(Records from a collection of figures)

┌──

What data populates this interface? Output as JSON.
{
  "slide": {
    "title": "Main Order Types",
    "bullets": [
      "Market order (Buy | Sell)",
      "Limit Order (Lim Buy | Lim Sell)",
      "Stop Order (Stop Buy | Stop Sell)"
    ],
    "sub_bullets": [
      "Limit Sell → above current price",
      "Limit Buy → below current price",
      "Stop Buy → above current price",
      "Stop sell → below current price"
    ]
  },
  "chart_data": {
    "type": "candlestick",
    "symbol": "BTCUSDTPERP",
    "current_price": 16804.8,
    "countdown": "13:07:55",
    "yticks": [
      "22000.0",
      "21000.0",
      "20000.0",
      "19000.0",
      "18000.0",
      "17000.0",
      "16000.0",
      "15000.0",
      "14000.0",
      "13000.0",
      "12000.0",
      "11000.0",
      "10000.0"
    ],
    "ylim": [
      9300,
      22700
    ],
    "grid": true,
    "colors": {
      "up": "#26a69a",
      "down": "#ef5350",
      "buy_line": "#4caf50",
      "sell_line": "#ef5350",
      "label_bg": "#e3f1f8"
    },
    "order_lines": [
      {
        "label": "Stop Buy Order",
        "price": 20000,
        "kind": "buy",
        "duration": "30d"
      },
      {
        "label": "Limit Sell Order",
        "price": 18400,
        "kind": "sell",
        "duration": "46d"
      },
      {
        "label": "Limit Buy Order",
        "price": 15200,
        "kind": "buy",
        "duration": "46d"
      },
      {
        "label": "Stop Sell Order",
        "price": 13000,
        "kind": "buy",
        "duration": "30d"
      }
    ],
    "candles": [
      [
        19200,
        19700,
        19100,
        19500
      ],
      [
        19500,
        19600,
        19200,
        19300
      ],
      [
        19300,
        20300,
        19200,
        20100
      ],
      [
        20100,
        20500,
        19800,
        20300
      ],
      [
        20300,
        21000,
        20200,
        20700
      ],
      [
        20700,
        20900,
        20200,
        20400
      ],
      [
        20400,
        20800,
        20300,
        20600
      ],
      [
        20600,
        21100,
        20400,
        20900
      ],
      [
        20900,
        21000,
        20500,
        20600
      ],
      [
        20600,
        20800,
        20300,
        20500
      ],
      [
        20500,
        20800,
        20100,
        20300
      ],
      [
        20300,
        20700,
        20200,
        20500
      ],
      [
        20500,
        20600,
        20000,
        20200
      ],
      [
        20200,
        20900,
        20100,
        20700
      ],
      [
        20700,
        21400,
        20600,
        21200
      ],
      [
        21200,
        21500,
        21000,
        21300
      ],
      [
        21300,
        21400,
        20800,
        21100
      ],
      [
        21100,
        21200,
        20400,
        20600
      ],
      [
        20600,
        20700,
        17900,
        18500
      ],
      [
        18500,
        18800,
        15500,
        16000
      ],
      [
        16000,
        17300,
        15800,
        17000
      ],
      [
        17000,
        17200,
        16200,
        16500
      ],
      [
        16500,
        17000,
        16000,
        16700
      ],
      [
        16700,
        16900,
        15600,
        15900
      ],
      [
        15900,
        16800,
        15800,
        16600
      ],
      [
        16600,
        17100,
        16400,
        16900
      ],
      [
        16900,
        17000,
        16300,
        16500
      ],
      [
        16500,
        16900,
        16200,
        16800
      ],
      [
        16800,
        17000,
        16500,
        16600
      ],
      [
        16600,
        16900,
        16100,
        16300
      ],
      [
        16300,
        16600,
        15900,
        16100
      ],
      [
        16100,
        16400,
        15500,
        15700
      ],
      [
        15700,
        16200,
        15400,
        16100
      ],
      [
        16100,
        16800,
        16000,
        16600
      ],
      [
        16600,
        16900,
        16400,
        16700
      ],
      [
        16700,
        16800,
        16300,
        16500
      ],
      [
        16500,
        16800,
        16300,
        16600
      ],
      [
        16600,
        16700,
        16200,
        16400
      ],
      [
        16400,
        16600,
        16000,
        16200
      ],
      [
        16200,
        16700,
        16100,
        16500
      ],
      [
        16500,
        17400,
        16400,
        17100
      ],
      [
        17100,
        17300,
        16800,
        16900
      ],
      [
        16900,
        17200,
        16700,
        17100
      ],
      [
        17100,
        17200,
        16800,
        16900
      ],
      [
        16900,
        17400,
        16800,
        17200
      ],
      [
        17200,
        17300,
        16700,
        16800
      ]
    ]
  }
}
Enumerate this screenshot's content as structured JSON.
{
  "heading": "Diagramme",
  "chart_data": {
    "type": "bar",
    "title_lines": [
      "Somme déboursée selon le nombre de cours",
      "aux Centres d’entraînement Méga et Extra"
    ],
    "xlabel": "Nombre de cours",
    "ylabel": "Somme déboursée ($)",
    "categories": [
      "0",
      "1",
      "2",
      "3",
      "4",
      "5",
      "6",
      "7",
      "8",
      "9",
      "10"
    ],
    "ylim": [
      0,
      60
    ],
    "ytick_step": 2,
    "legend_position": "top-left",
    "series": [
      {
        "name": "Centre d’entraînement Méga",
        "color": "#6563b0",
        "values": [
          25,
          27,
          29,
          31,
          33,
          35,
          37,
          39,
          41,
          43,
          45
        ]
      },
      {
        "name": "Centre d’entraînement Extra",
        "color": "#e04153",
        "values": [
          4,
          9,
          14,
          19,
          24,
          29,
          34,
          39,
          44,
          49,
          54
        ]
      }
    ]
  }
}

└──

▶ _Challenge_:
From the data above, copy out every line with the string "Somme" in it.

▶ _Response to the task_:
      "Somme déboursée selon le nombre de cours",
    "ylabel": "Somme déboursée ($)",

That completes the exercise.